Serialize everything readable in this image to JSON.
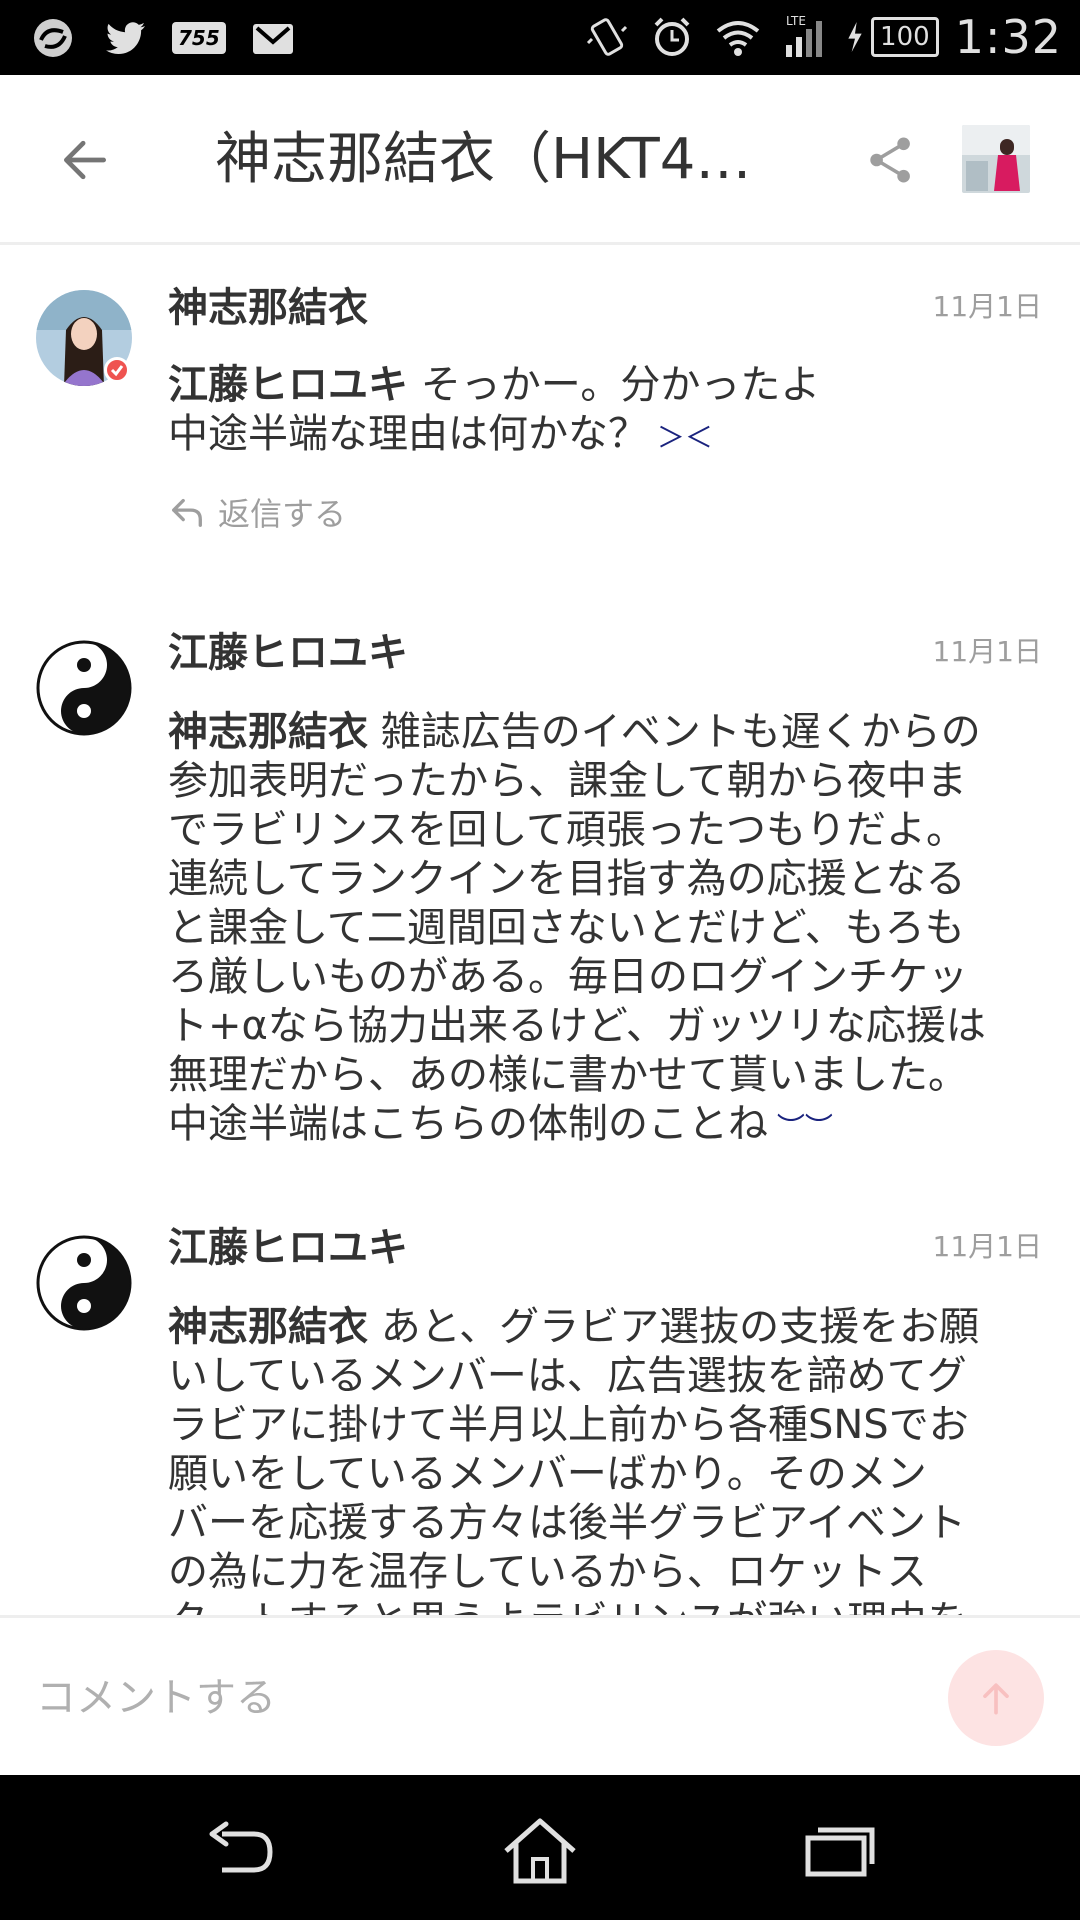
{
  "status_bar": {
    "time": "1:32",
    "battery": "100",
    "network": "LTE",
    "badge_755": "755",
    "icons": [
      "sync-icon",
      "twitter-icon",
      "755-app-icon",
      "gmail-icon",
      "vibrate-icon",
      "alarm-icon",
      "wifi-icon",
      "signal-icon",
      "charging-icon"
    ]
  },
  "header": {
    "title": "神志那結衣（HKT4…",
    "back_icon": "back-arrow-icon",
    "share_icon": "share-icon"
  },
  "comments": [
    {
      "name": "神志那結衣",
      "date": "11月1日",
      "mention": "江藤ヒロユキ",
      "text": " そっかー。分かったよ\n中途半端な理由は何かな？",
      "emoji": "frown-emoji",
      "reply_label": "返信する",
      "verified": true
    },
    {
      "name": "江藤ヒロユキ",
      "date": "11月1日",
      "mention": "神志那結衣",
      "text": " 雑誌広告のイベントも遅くからの\n参加表明だったから、課金して朝から夜中ま\nでラビリンスを回して頑張ったつもりだよ。\n連続してランクインを目指す為の応援となる\nと課金して二週間回さないとだけど、もろも\nろ厳しいものがある。毎日のログインチケッ\nト+αなら協力出来るけど、ガッツリな応援は\n無理だから、あの様に書かせて貰いました。\n中途半端はこちらの体制のことね",
      "emoji": "sweat-emoji"
    },
    {
      "name": "江藤ヒロユキ",
      "date": "11月1日",
      "mention": "神志那結衣",
      "text": " あと、グラビア選抜の支援をお願\nいしているメンバーは、広告選抜を諦めてグ\nラビアに掛けて半月以上前から各種SNSでお\n願いをしているメンバーばかり。そのメン\nバーを応援する方々は後半グラビアイベント\nの為に力を温存しているから、ロケットス\nタートすると思うよラビリンスが強い理由を"
    }
  ],
  "input": {
    "placeholder": "コメントする"
  },
  "nav": {
    "icons": [
      "back-nav-icon",
      "home-nav-icon",
      "recents-nav-icon"
    ]
  },
  "colors": {
    "accent": "#ef5350",
    "send_button_bg": "#fde3e3",
    "text": "#333333",
    "muted": "#9e9e9e"
  }
}
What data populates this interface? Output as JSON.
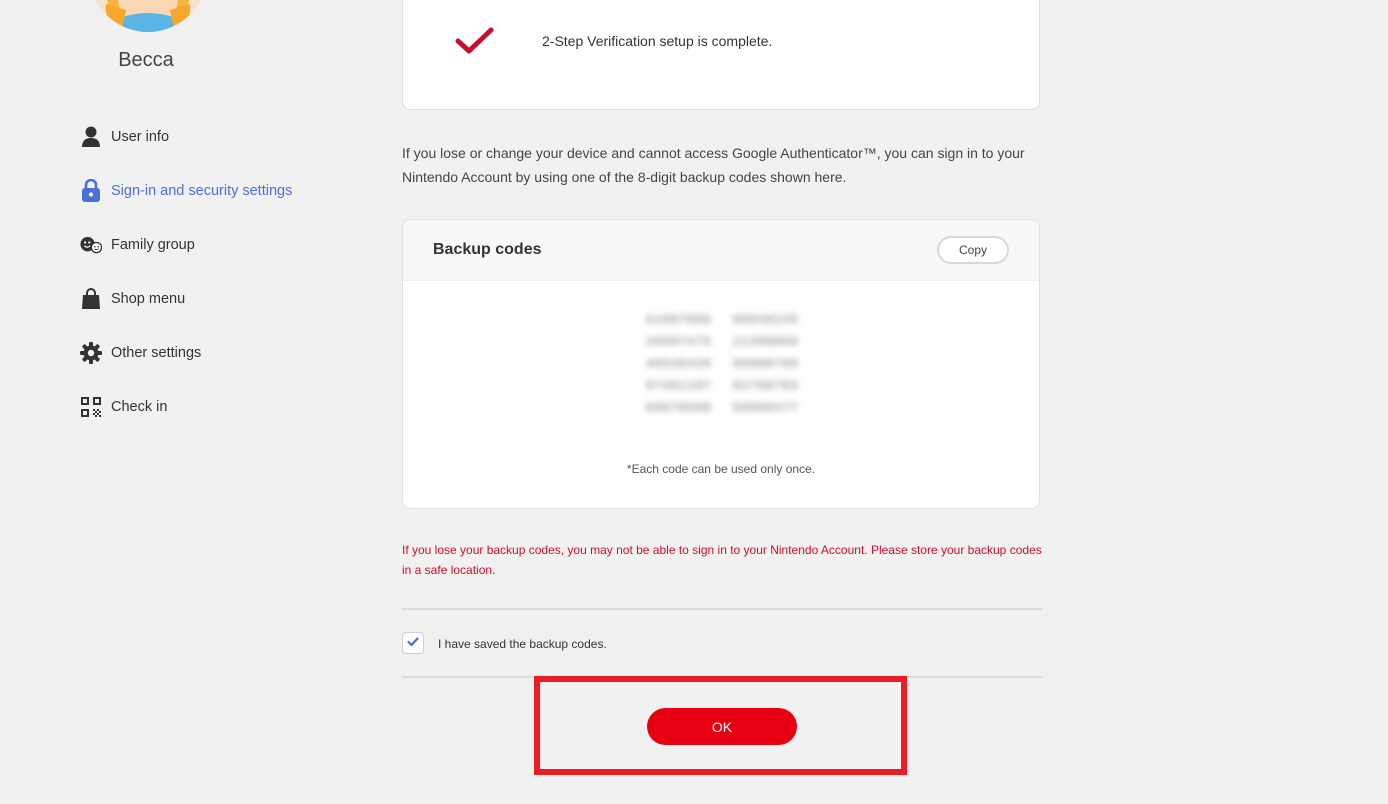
----------------------------------------
_To do:_
Transcribe all the data word for word; the images stay out.

_Result for this task:_
Serialize everything readable in this image to JSON.
{
  "status_bar": {
    "time": "1:32",
    "battery": "100",
    "network": "LTE",
    "badge_755": "755",
    "icons": [
      "sync-icon",
      "twitter-icon",
      "755-app-icon",
      "gmail-icon",
      "vibrate-icon",
      "alarm-icon",
      "wifi-icon",
      "signal-icon",
      "charging-icon"
    ]
  },
  "header": {
    "title": "神志那結衣（HKT4…",
    "back_icon": "back-arrow-icon",
    "share_icon": "share-icon"
  },
  "comments": [
    {
      "name": "神志那結衣",
      "date": "11月1日",
      "mention": "江藤ヒロユキ",
      "text": " そっかー。分かったよ\n中途半端な理由は何かな？",
      "emoji": "frown-emoji",
      "reply_label": "返信する",
      "verified": true
    },
    {
      "name": "江藤ヒロユキ",
      "date": "11月1日",
      "mention": "神志那結衣",
      "text": " 雑誌広告のイベントも遅くからの\n参加表明だったから、課金して朝から夜中ま\nでラビリンスを回して頑張ったつもりだよ。\n連続してランクインを目指す為の応援となる\nと課金して二週間回さないとだけど、もろも\nろ厳しいものがある。毎日のログインチケッ\nト+αなら協力出来るけど、ガッツリな応援は\n無理だから、あの様に書かせて貰いました。\n中途半端はこちらの体制のことね",
      "emoji": "sweat-emoji"
    },
    {
      "name": "江藤ヒロユキ",
      "date": "11月1日",
      "mention": "神志那結衣",
      "text": " あと、グラビア選抜の支援をお願\nいしているメンバーは、広告選抜を諦めてグ\nラビアに掛けて半月以上前から各種SNSでお\n願いをしているメンバーばかり。そのメン\nバーを応援する方々は後半グラビアイベント\nの為に力を温存しているから、ロケットス\nタートすると思うよラビリンスが強い理由を"
    }
  ],
  "input": {
    "placeholder": "コメントする"
  },
  "nav": {
    "icons": [
      "back-nav-icon",
      "home-nav-icon",
      "recents-nav-icon"
    ]
  },
  "colors": {
    "accent": "#ef5350",
    "send_button_bg": "#fde3e3",
    "text": "#333333",
    "muted": "#9e9e9e"
  }
}
What data populates this interface? Output as JSON.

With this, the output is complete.